§ **Exercise brief**:
Write out the rows again without changes, starting with the first row and going on through the line that contains "327, 507, 354]".
# Supplied data start
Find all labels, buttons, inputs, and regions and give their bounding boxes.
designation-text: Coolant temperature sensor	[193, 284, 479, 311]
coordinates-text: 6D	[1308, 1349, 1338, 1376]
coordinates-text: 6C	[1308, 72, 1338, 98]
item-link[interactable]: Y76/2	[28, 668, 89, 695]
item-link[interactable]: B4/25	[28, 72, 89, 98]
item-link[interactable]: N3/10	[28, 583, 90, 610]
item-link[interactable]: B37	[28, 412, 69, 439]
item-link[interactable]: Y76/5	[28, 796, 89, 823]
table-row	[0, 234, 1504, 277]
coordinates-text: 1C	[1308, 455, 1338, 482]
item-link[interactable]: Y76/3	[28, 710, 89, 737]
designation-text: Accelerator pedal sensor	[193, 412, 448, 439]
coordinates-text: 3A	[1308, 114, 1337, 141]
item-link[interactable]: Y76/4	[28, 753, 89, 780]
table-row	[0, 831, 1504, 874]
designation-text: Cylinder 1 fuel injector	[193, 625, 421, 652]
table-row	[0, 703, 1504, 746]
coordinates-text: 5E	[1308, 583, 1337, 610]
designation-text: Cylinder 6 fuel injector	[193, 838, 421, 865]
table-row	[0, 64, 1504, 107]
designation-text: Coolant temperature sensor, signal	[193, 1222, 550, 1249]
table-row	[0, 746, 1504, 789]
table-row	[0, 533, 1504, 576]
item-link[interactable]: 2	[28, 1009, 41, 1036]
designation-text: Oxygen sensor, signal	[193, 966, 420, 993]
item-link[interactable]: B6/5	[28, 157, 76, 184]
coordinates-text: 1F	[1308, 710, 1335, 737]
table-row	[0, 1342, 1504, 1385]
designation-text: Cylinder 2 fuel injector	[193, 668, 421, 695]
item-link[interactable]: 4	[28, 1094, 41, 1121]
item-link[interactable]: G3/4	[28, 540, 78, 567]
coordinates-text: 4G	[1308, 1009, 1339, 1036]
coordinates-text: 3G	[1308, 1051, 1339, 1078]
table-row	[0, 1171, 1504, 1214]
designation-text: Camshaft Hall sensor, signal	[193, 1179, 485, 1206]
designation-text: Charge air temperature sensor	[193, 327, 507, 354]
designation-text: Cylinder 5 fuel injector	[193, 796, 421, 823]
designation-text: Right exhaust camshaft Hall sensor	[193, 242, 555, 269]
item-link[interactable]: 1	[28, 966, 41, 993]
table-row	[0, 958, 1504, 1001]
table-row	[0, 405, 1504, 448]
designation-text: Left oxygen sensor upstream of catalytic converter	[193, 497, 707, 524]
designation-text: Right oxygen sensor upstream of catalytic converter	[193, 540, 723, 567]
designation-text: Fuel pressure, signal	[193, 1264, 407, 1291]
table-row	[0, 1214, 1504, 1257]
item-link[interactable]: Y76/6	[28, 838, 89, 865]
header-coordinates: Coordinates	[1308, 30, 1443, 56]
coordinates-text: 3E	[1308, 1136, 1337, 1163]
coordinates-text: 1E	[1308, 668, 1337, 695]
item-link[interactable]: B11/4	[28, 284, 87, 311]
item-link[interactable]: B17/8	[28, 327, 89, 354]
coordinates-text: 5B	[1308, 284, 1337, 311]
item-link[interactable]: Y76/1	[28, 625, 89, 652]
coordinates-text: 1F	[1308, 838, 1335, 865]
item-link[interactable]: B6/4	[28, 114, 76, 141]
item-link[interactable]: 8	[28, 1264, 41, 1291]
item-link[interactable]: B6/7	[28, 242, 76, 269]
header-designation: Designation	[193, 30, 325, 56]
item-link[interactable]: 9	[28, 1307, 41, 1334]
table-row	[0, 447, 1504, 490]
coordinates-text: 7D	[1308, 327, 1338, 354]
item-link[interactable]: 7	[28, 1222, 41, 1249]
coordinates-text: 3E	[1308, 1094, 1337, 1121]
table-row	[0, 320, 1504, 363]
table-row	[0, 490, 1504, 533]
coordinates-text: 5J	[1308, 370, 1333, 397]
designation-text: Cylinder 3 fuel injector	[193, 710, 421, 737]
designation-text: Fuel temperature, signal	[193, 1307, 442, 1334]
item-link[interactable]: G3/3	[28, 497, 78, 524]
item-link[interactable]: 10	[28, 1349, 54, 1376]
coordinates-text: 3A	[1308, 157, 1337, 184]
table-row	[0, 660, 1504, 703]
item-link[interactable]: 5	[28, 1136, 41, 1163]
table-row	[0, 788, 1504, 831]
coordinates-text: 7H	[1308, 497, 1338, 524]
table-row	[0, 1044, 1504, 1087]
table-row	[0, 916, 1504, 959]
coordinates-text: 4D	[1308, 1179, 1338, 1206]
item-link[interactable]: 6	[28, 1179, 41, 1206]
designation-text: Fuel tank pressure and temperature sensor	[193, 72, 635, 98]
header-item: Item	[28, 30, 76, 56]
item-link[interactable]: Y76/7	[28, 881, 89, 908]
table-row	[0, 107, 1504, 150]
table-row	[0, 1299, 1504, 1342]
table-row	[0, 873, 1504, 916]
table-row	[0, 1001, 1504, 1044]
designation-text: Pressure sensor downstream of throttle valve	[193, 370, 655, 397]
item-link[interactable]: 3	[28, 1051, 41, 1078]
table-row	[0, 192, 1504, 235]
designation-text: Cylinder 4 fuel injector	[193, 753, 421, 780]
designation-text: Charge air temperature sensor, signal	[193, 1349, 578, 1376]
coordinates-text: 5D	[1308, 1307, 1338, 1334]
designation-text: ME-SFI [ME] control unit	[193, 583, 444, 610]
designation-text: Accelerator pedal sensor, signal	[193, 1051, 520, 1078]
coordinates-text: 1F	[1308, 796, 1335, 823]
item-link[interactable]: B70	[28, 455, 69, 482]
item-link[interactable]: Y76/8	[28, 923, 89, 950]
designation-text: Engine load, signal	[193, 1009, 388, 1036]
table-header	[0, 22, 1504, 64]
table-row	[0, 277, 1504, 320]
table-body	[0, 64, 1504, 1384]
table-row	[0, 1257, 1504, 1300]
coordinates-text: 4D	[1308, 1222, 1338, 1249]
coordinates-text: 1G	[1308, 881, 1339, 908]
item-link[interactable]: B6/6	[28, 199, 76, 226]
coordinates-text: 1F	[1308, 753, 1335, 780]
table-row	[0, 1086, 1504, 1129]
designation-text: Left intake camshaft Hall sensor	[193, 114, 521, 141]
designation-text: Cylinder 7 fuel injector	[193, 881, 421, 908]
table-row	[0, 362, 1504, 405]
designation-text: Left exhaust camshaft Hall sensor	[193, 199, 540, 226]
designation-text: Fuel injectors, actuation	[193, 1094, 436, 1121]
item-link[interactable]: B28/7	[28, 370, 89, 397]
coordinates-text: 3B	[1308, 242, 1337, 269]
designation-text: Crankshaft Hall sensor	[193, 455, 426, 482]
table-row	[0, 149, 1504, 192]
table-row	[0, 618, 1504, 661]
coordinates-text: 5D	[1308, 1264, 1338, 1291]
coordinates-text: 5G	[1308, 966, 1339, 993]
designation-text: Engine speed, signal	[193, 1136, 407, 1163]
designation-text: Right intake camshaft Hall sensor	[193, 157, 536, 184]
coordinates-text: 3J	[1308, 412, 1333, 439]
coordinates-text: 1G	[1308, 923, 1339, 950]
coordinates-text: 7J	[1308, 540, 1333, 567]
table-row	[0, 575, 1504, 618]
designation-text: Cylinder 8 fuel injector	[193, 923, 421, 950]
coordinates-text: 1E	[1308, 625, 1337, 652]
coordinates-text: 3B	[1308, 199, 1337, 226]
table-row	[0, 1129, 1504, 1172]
# Supplied data end
§ **Exercise answer**:
Find all labels, buttons, inputs, and regions and give their bounding boxes.
designation-text: Coolant temperature sensor	[193, 284, 479, 311]
coordinates-text: 6D	[1308, 1349, 1338, 1376]
coordinates-text: 6C	[1308, 72, 1338, 98]
item-link[interactable]: Y76/2	[28, 668, 89, 695]
item-link[interactable]: B4/25	[28, 72, 89, 98]
item-link[interactable]: N3/10	[28, 583, 90, 610]
item-link[interactable]: B37	[28, 412, 69, 439]
item-link[interactable]: Y76/5	[28, 796, 89, 823]
table-row	[0, 234, 1504, 277]
coordinates-text: 1C	[1308, 455, 1338, 482]
item-link[interactable]: Y76/3	[28, 710, 89, 737]
designation-text: Accelerator pedal sensor	[193, 412, 448, 439]
coordinates-text: 3A	[1308, 114, 1337, 141]
item-link[interactable]: Y76/4	[28, 753, 89, 780]
table-row	[0, 831, 1504, 874]
designation-text: Cylinder 1 fuel injector	[193, 625, 421, 652]
table-row	[0, 703, 1504, 746]
coordinates-text: 5E	[1308, 583, 1337, 610]
designation-text: Cylinder 6 fuel injector	[193, 838, 421, 865]
table-row	[0, 64, 1504, 107]
designation-text: Coolant temperature sensor, signal	[193, 1222, 550, 1249]
table-row	[0, 746, 1504, 789]
table-row	[0, 533, 1504, 576]
item-link[interactable]: 2	[28, 1009, 41, 1036]
designation-text: Oxygen sensor, signal	[193, 966, 420, 993]
item-link[interactable]: B6/5	[28, 157, 76, 184]
coordinates-text: 1F	[1308, 710, 1335, 737]
table-row	[0, 1342, 1504, 1385]
designation-text: Cylinder 2 fuel injector	[193, 668, 421, 695]
item-link[interactable]: 4	[28, 1094, 41, 1121]
item-link[interactable]: G3/4	[28, 540, 78, 567]
coordinates-text: 4G	[1308, 1009, 1339, 1036]
coordinates-text: 3G	[1308, 1051, 1339, 1078]
table-row	[0, 1171, 1504, 1214]
designation-text: Camshaft Hall sensor, signal	[193, 1179, 485, 1206]
designation-text: Charge air temperature sensor	[193, 327, 507, 354]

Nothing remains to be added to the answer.